**Task data:**
================================
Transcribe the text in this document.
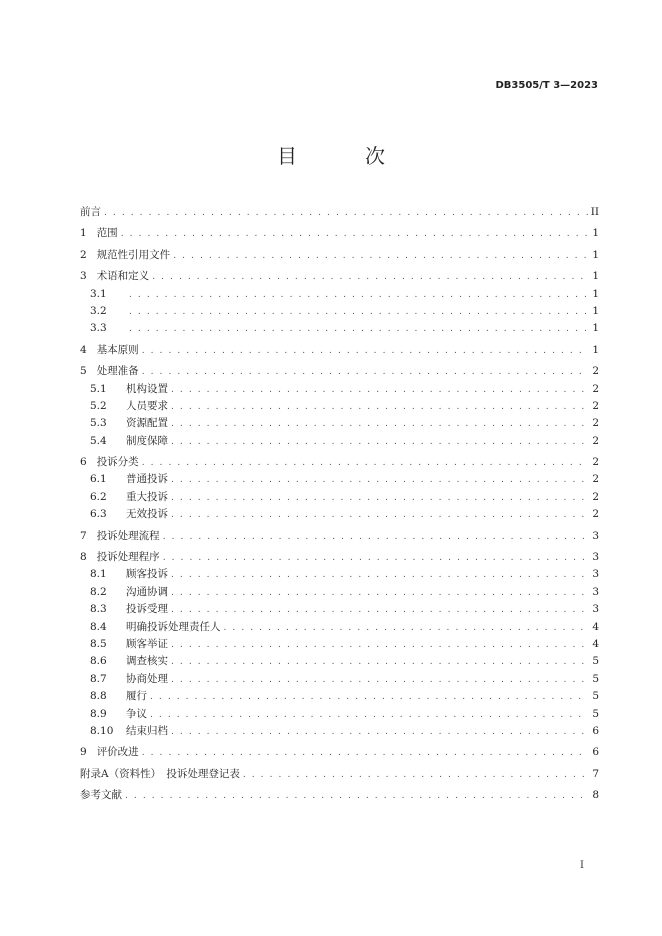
DB3505/T 3—2023
目　次
前言 . . .	II
1 范围 . . .	1
2 规范性引用文件 . . .	1
3 术语和定义 . . .	1
3.1 . . .	1
3.2 . . .	1
3.3 . . .	1
4 基本原则 . . .	1
5 处理准备 . . .	2
5.1	机构设置 . . .	2
5.2	人员要求 . . .	2
5.3	资源配置 . . .	2
5.4	制度保障 . . .	2
6 投诉分类 . . .	2
6.1	普通投诉 . . .	2
6.2	重大投诉 . . .	2
6.3	无效投诉 . . .	2
7 投诉处理流程 . . .	3
8 投诉处理程序 . . .	3
8.1	顾客投诉 . . .	3
8.2	沟通协调 . . .	3
8.3	投诉受理 . . .	3
8.4	明确投诉处理责任人 . . .	4
8.5	顾客举证 . . .	4
8.6	调查核实 . . .	5
8.7	协商处理 . . .	5
8.8	履行 . . .	5
8.9	争议 . . .	5
8.10	结束归档 . . .	6
9 评价改进 . . .	6
附录A（资料性）　投诉处理登记表 . . .	7
参考文献 . . .	8
I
================================
**Written instruction:** Write the full listing out again with every line unchanged, but include no pictures.

**Exercise answer:**
Transcribe the text in this document.
DB3505/T 3—2023
目　次
前言 . . .	II
1 范围 . . .	1
2 规范性引用文件 . . .	1
3 术语和定义 . . .	1
3.1 . . .	1
3.2 . . .	1
3.3 . . .	1
4 基本原则 . . .	1
5 处理准备 . . .	2
5.1	机构设置 . . .	2
5.2	人员要求 . . .	2
5.3	资源配置 . . .	2
5.4	制度保障 . . .	2
6 投诉分类 . . .	2
6.1	普通投诉 . . .	2
6.2	重大投诉 . . .	2
6.3	无效投诉 . . .	2
7 投诉处理流程 . . .	3
8 投诉处理程序 . . .	3
8.1	顾客投诉 . . .	3
8.2	沟通协调 . . .	3
8.3	投诉受理 . . .	3
8.4	明确投诉处理责任人 . . .	4
8.5	顾客举证 . . .	4
8.6	调查核实 . . .	5
8.7	协商处理 . . .	5
8.8	履行 . . .	5
8.9	争议 . . .	5
8.10	结束归档 . . .	6
9 评价改进 . . .	6
附录A（资料性）　投诉处理登记表 . . .	7
参考文献 . . .	8
I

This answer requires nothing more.